* EXERCISE GOAL: Find the lines that contain the word "Grund" and copy each one.

* INPUT DATA:
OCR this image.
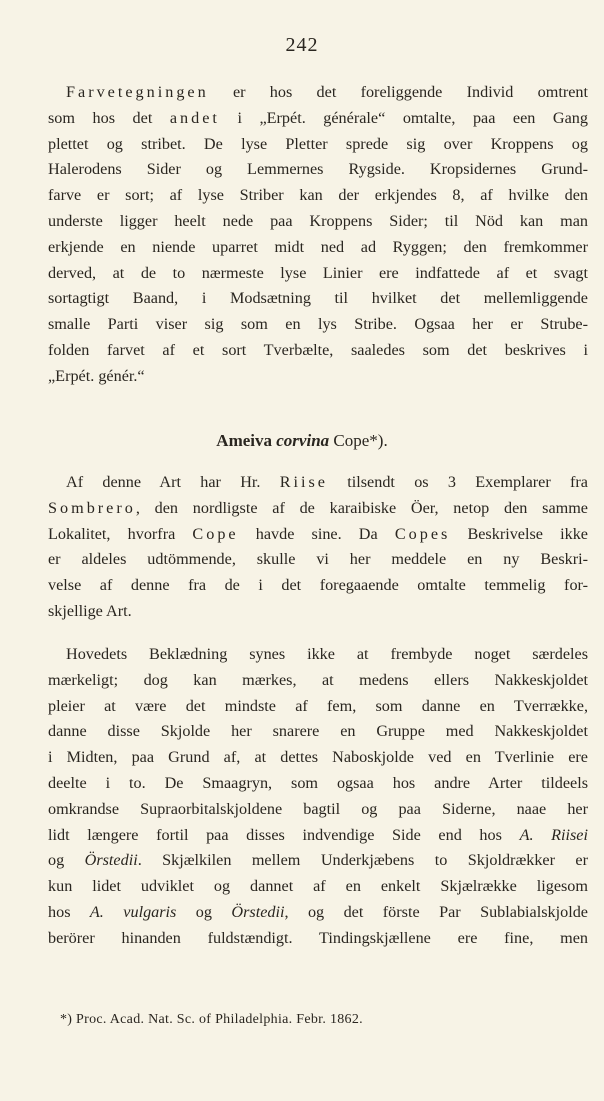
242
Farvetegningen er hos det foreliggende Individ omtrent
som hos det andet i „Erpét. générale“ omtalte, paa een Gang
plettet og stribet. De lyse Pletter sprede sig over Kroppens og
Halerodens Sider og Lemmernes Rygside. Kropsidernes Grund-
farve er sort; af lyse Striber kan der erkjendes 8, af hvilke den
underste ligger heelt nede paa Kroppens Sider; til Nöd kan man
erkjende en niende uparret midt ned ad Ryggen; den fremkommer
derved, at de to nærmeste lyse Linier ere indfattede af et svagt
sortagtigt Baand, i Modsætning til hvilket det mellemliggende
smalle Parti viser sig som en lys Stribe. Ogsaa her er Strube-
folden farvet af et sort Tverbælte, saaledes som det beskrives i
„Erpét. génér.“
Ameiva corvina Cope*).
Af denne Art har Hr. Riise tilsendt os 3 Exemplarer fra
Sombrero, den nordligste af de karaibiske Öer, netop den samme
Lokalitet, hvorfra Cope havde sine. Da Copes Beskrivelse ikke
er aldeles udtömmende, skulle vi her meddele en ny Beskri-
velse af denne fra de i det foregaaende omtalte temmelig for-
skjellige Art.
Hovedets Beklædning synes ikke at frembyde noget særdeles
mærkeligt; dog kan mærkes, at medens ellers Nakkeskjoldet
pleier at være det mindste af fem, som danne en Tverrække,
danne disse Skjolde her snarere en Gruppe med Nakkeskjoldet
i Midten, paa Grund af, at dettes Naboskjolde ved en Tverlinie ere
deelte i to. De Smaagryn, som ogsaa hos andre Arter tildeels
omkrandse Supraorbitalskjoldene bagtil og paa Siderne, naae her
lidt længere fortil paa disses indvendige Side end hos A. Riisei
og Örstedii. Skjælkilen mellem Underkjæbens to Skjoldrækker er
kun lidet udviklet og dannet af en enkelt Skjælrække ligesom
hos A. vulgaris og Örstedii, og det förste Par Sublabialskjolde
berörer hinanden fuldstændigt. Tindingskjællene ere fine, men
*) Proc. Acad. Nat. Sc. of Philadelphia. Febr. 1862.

...

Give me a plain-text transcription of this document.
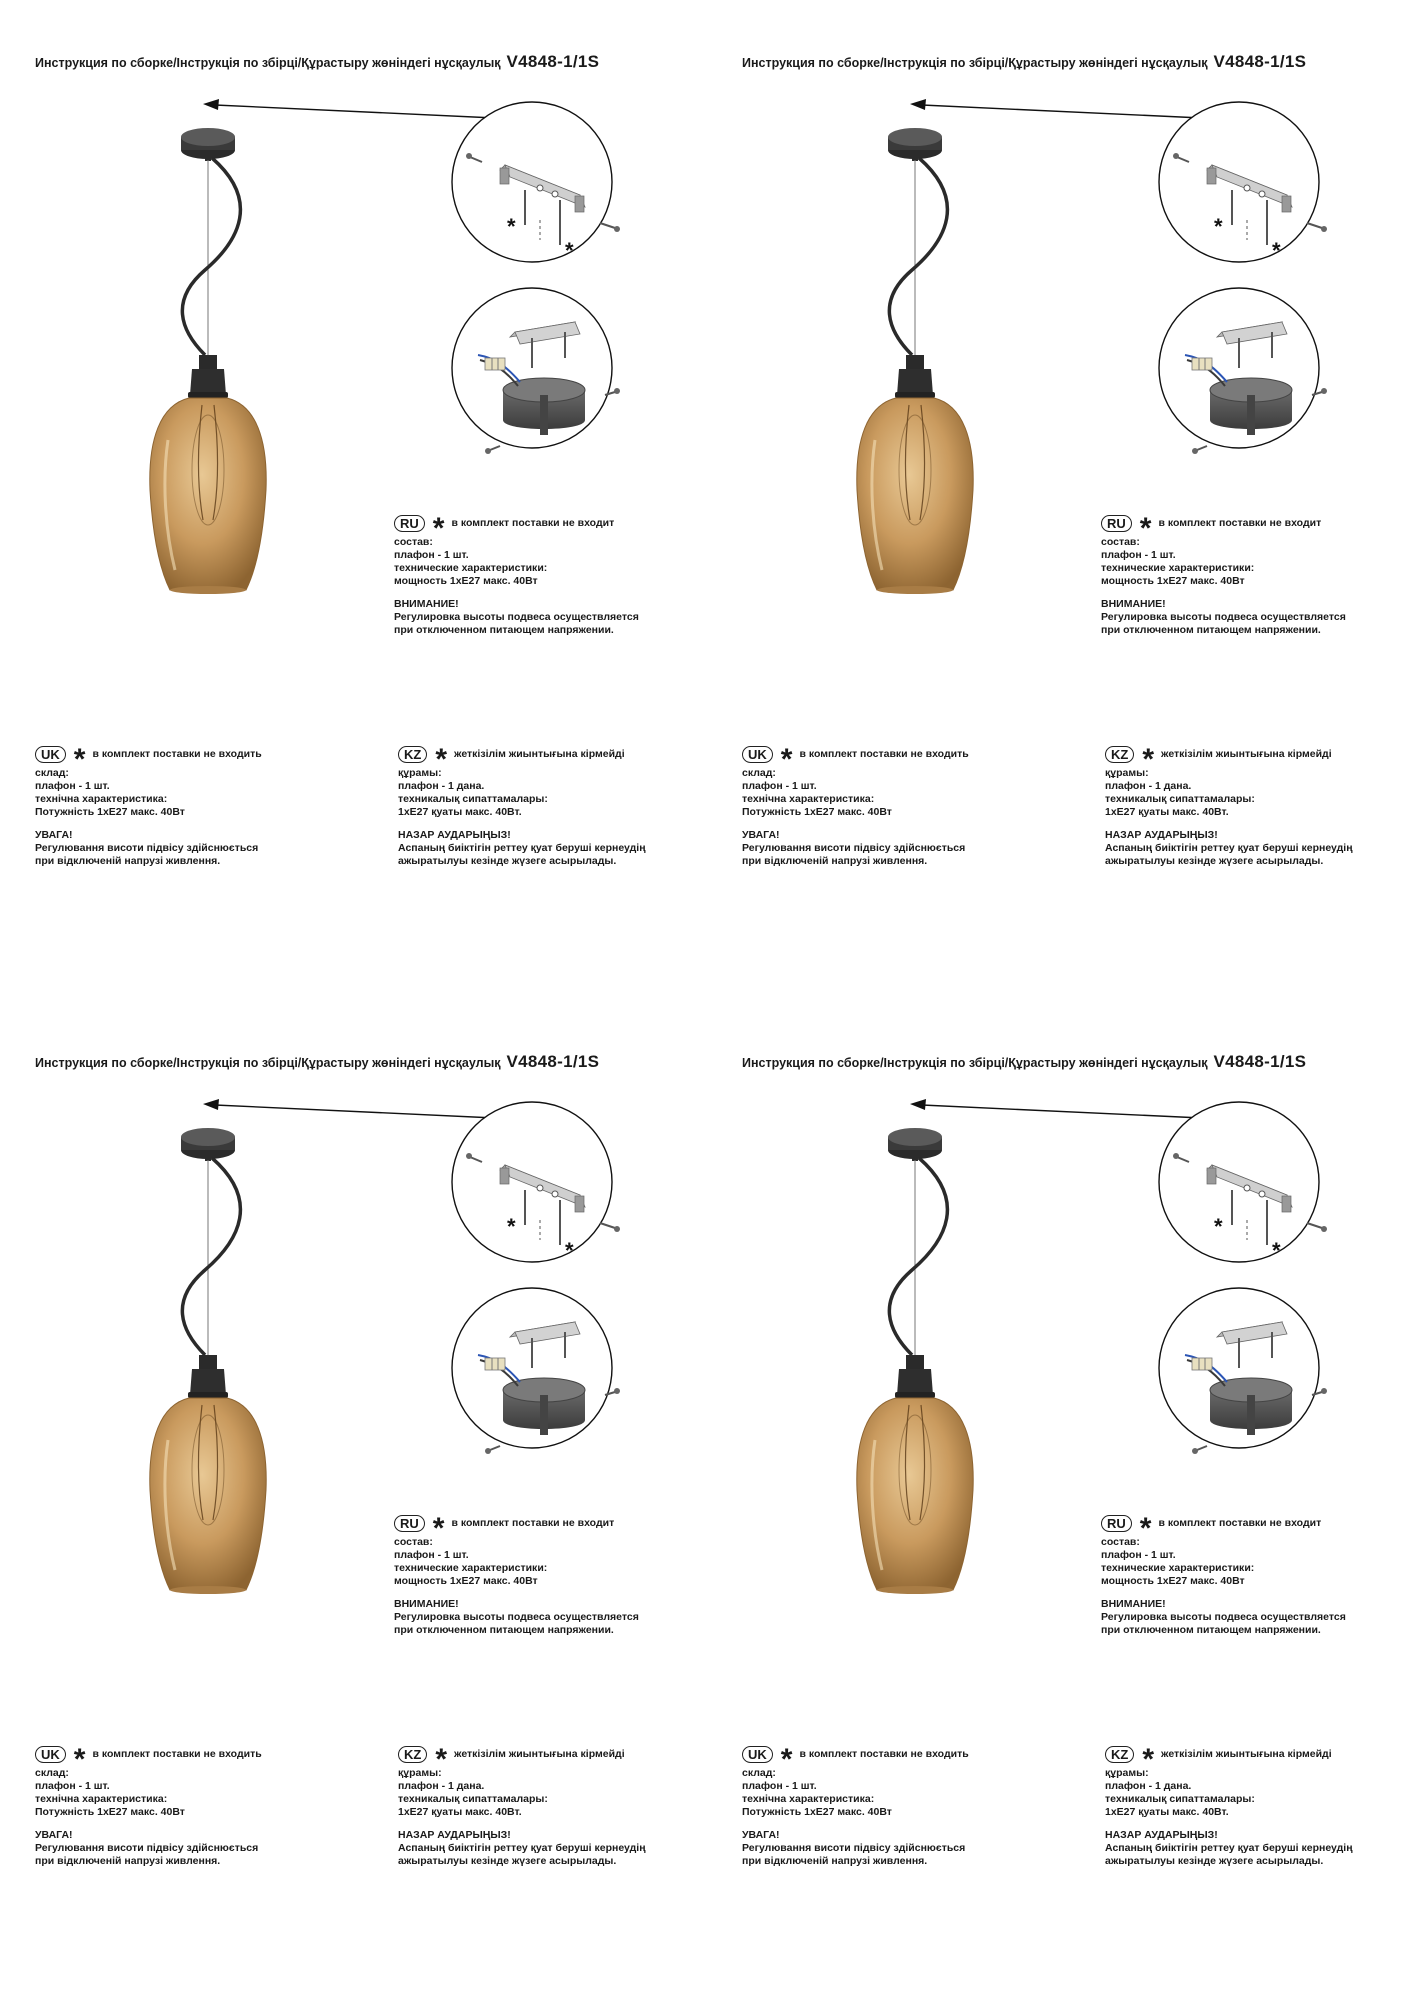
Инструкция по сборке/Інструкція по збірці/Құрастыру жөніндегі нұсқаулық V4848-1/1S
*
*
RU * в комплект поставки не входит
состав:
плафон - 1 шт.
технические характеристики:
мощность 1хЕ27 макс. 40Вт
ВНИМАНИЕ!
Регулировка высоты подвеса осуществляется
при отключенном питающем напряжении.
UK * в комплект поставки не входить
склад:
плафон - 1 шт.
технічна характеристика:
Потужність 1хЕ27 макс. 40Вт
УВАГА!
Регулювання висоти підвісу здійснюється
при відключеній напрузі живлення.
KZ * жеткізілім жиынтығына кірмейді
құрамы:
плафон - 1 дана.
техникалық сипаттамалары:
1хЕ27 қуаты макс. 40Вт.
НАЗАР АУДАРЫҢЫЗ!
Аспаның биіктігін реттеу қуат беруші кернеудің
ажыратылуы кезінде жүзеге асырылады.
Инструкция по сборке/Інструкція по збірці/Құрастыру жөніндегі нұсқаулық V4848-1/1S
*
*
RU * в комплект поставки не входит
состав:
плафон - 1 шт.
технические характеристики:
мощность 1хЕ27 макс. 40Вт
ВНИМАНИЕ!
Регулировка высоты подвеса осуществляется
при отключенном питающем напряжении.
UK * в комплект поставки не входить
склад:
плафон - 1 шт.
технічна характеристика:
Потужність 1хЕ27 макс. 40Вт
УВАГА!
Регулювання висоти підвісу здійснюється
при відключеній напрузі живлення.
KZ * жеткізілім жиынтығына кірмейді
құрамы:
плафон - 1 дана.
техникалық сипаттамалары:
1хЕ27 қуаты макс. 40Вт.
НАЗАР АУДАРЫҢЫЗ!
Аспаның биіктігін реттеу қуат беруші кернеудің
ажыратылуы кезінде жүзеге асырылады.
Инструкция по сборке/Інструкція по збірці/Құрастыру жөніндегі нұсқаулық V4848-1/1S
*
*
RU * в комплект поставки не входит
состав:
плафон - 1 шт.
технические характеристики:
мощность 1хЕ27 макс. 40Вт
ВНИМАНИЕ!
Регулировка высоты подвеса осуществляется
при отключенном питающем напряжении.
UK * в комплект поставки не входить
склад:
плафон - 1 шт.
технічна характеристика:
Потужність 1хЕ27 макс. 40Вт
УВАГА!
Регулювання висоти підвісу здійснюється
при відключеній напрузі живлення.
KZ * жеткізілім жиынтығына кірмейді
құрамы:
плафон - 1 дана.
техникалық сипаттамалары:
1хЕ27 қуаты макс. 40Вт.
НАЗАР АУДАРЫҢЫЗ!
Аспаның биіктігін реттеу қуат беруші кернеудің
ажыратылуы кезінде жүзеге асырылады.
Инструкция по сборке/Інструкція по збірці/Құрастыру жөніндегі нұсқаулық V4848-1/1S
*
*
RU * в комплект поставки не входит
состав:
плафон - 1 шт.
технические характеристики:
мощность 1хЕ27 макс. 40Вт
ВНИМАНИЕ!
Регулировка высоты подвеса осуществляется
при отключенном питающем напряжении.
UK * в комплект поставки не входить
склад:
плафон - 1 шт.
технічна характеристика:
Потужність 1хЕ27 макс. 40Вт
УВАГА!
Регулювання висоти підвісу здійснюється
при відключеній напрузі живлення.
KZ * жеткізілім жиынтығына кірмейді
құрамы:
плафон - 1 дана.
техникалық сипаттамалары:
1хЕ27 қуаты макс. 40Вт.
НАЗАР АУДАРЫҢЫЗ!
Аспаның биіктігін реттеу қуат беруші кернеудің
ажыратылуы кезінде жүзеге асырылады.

* * *

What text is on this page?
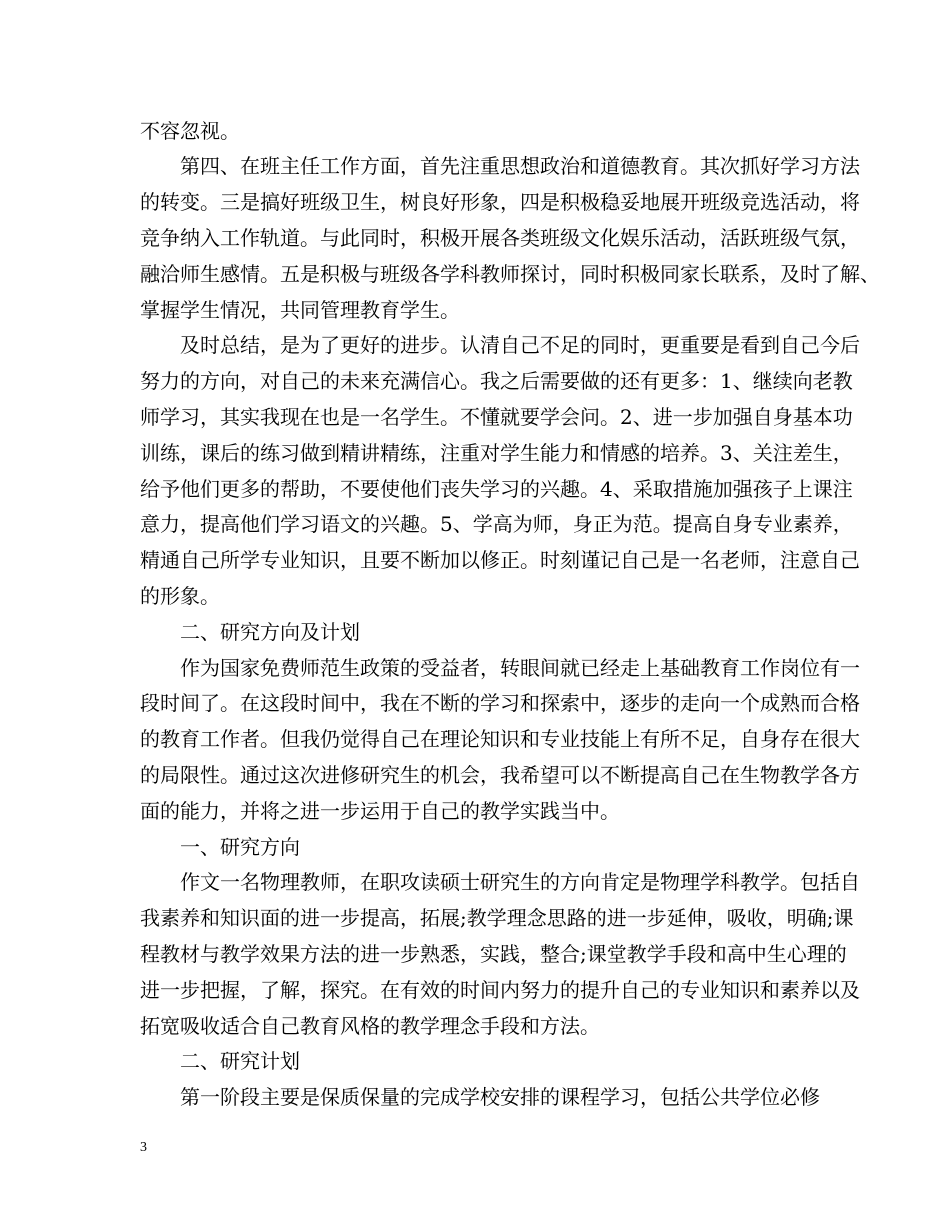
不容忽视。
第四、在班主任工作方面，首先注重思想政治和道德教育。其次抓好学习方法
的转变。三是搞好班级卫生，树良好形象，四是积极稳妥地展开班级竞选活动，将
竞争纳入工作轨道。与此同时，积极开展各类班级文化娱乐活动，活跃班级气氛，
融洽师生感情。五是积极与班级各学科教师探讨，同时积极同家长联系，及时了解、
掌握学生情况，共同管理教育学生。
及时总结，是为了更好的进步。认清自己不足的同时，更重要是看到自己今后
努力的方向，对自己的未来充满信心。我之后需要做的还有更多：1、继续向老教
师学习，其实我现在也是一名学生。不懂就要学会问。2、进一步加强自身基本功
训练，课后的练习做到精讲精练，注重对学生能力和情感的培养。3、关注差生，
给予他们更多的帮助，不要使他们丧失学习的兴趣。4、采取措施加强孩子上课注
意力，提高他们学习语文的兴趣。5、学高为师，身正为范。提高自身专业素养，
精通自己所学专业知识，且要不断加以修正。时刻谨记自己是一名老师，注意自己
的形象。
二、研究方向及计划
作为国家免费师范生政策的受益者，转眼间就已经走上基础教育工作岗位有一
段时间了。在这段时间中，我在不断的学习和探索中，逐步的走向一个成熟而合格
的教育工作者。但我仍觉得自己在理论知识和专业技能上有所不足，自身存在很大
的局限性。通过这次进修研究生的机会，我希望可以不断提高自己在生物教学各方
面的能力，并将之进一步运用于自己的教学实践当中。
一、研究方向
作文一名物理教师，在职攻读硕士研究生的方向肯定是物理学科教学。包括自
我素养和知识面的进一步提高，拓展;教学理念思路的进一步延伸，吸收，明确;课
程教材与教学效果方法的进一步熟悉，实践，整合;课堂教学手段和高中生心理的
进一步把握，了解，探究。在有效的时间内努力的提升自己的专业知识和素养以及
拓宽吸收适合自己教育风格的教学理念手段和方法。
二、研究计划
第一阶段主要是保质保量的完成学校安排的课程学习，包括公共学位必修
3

* CORRECT RESPONSE:
Halerodens Sider og Lemmernes Rygside. Kropsidernes Grund-
i Midten, paa Grund af, at dettes Naboskjolde ved en Tverlinie ere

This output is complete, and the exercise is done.